▶ [TASK DETAILS]:
Filter these entries so that only lines with the word "this" remain.

▶ [DATA ENTRIES]:
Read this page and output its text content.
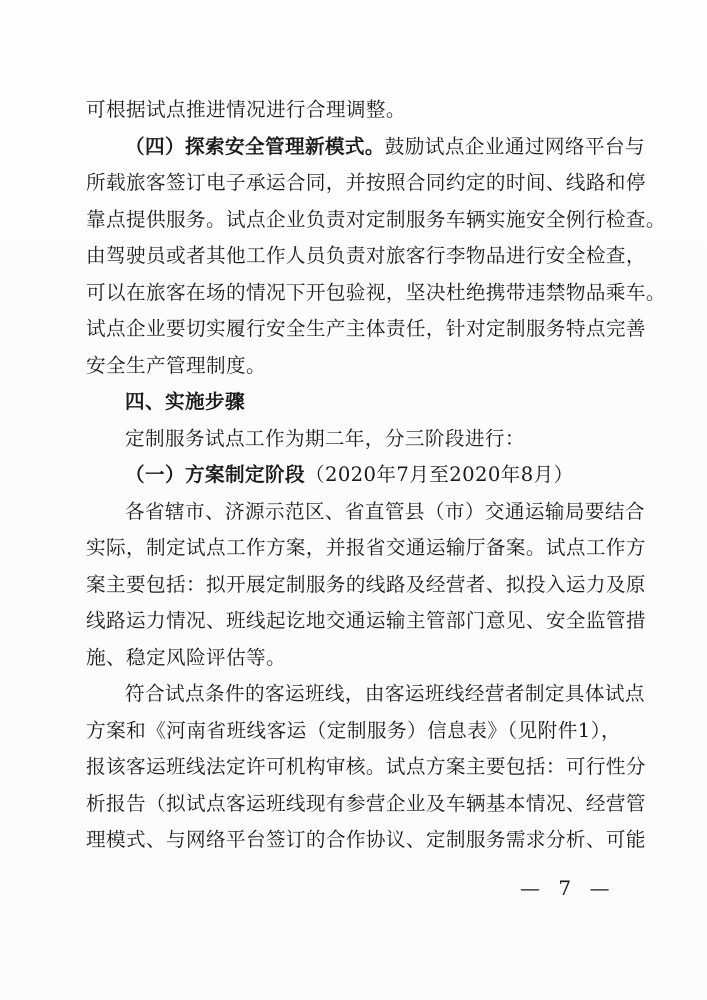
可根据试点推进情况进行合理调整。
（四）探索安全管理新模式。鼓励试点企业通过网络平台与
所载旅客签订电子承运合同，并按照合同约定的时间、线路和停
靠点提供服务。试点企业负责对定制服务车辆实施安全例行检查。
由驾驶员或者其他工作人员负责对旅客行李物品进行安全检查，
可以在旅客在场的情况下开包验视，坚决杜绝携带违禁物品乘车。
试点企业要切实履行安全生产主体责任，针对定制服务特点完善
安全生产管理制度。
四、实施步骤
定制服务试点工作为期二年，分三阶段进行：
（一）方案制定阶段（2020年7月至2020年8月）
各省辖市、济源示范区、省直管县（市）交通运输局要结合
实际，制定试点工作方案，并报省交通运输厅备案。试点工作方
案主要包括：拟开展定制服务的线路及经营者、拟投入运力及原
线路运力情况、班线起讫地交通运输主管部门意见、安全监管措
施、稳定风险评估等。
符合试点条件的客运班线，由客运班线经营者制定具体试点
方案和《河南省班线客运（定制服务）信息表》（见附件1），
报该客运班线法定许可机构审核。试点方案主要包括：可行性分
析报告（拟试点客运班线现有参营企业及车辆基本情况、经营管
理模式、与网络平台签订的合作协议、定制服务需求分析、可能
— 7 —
* * *
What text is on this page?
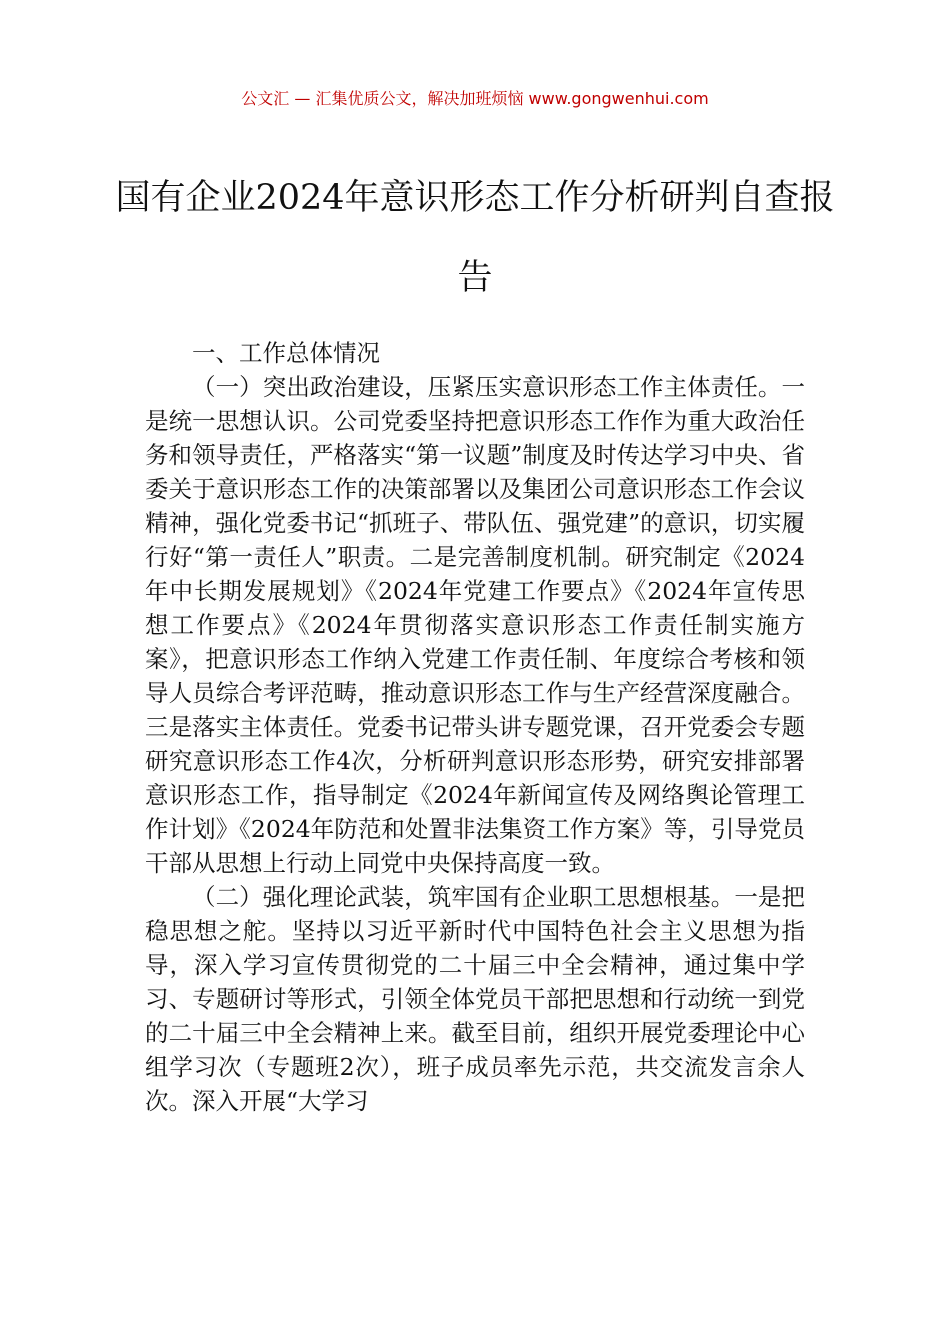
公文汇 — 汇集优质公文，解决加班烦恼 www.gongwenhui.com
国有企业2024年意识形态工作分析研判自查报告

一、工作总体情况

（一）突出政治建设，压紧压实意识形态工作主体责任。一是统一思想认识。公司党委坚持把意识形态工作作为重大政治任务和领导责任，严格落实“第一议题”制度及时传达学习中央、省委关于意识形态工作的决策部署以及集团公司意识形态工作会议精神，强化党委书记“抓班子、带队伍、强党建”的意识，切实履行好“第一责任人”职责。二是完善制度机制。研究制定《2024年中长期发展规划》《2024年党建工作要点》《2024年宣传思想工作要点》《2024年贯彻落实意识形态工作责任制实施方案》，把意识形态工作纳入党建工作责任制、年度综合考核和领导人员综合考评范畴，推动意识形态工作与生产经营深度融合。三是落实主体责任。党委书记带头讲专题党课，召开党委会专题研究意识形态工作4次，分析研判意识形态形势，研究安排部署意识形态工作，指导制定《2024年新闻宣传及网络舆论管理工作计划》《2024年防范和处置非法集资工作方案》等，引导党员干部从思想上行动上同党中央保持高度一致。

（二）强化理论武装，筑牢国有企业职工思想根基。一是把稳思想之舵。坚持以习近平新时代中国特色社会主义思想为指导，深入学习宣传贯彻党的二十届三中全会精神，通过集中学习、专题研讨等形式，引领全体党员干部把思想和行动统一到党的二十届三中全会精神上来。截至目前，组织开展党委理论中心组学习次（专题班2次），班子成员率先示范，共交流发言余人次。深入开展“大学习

▶ [EXERCISE ANSWER]:
Read this page and output its text content.
What text is on this page?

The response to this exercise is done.